* **REQUIRED WORK**
In the records, swap each "interactable" for "clickable" in the lines starting at the one that contains "thumbnail-image: [480, 269, 762, 426]" and ending at the one that contains "grid-view-icon[interactable]: [1044, 147, 1066, 169]". Return only those lines, with everything else left as it is.

··· SUPPLIED MATERIAL ···

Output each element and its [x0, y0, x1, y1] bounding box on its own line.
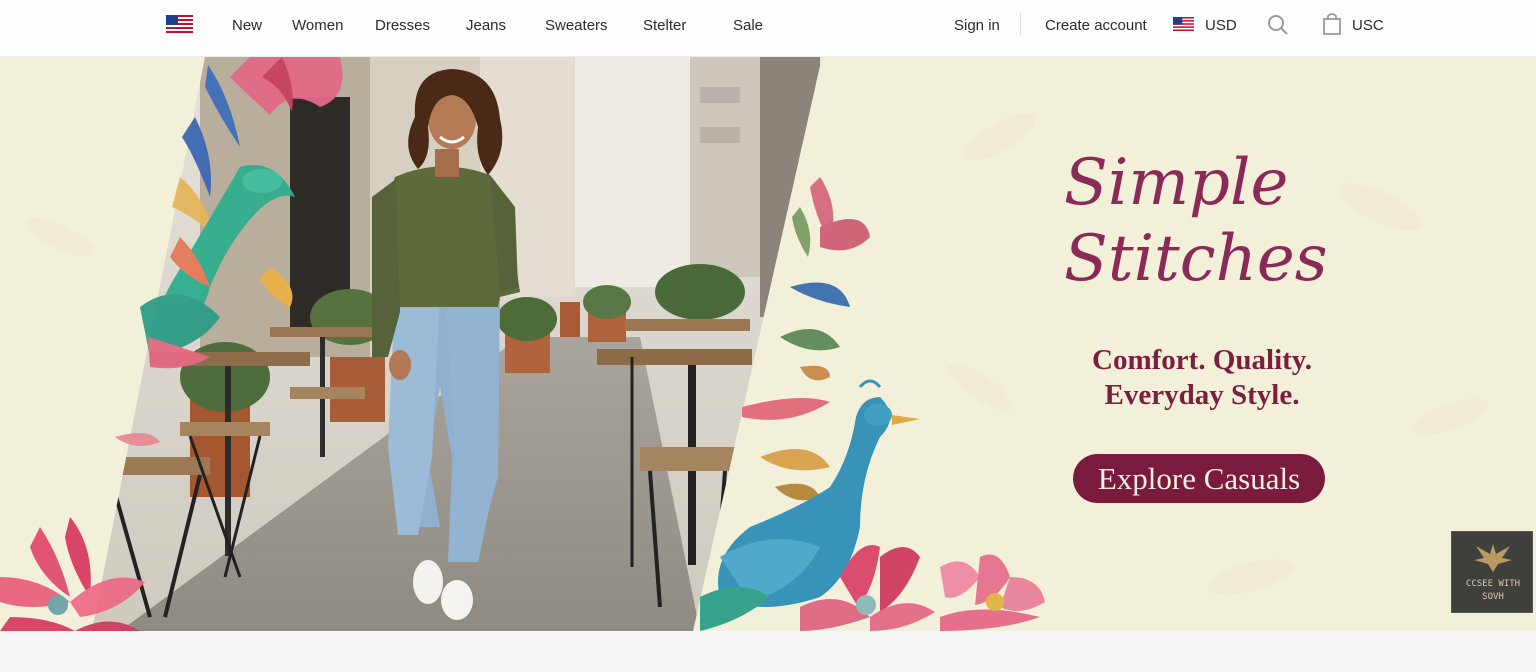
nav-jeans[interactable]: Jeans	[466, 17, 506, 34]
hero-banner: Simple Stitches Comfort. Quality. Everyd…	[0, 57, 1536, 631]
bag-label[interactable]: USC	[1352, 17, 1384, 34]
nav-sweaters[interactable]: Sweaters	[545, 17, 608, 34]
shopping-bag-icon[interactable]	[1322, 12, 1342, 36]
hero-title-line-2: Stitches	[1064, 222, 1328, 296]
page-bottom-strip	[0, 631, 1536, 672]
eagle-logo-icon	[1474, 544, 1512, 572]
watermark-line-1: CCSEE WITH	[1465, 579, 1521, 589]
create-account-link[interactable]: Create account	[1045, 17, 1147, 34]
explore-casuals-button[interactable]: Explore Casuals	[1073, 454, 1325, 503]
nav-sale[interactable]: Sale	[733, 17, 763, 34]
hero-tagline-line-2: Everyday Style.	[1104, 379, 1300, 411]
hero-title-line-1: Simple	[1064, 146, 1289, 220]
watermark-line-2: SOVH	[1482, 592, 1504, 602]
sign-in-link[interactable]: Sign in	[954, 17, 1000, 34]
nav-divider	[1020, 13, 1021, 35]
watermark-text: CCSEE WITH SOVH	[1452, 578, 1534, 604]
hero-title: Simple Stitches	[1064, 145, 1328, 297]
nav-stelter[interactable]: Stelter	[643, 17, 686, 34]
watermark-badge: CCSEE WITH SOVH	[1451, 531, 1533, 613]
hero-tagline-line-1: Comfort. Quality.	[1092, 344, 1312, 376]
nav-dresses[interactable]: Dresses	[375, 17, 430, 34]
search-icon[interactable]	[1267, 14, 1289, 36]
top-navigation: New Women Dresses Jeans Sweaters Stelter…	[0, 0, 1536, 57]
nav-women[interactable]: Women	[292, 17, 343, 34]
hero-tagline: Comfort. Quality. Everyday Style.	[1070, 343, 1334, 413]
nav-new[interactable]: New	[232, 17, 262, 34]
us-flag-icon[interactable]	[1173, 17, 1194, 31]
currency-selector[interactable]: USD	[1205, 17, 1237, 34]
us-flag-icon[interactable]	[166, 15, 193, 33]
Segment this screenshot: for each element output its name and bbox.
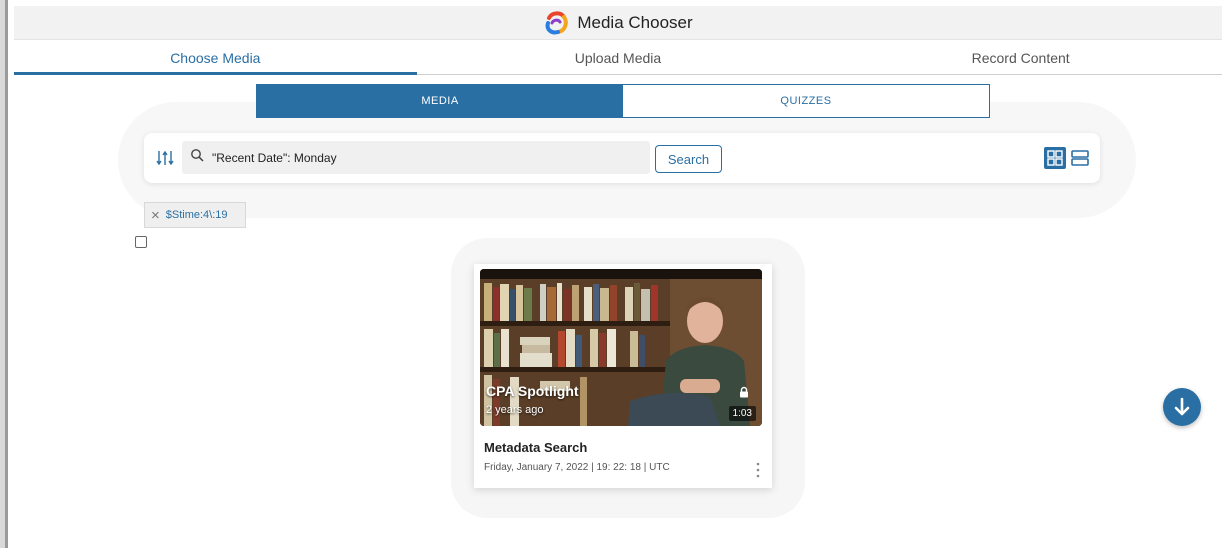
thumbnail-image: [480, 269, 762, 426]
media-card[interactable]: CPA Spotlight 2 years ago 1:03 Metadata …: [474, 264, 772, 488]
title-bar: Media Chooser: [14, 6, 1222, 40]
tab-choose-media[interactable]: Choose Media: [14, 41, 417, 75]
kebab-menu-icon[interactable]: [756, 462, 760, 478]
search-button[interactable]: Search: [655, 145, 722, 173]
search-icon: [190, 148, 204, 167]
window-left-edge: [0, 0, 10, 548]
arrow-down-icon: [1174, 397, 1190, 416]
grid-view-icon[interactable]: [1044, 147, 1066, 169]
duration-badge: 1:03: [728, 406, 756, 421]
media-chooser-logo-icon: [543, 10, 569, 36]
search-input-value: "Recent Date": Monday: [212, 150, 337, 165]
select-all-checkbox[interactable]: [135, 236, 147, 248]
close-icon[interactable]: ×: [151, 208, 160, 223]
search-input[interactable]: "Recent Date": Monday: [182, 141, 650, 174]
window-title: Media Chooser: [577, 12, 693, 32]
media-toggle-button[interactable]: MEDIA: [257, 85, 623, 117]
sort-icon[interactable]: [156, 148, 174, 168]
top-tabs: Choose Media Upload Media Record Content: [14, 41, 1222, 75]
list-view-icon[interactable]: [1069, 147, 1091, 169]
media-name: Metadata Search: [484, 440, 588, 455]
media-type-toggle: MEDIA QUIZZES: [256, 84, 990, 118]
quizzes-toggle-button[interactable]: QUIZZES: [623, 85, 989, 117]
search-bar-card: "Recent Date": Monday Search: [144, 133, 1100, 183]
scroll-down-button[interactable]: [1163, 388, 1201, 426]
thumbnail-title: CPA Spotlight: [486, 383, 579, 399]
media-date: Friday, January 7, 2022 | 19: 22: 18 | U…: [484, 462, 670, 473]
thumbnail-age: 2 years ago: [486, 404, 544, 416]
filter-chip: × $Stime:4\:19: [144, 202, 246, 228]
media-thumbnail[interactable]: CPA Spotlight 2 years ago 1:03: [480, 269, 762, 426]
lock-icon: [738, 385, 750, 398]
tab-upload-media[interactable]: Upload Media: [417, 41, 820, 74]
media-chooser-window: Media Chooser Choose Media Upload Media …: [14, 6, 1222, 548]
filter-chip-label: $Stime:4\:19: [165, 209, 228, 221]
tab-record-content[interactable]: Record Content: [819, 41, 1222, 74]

···

* **FULL OUTPUT**
thumbnail-image: [480, 269, 762, 426]
media-card[clickable]: CPA Spotlight 2 years ago 1:03 Metadata …: [474, 264, 772, 488]
title-bar: Media Chooser: [14, 6, 1222, 40]
tab-choose-media[clickable]: Choose Media: [14, 41, 417, 75]
kebab-menu-icon[clickable]: [756, 462, 760, 478]
search-button[clickable]: Search: [655, 145, 722, 173]
search-icon: [190, 148, 204, 167]
window-left-edge: [0, 0, 10, 548]
arrow-down-icon: [1174, 397, 1190, 416]
grid-view-icon[clickable]: [1044, 147, 1066, 169]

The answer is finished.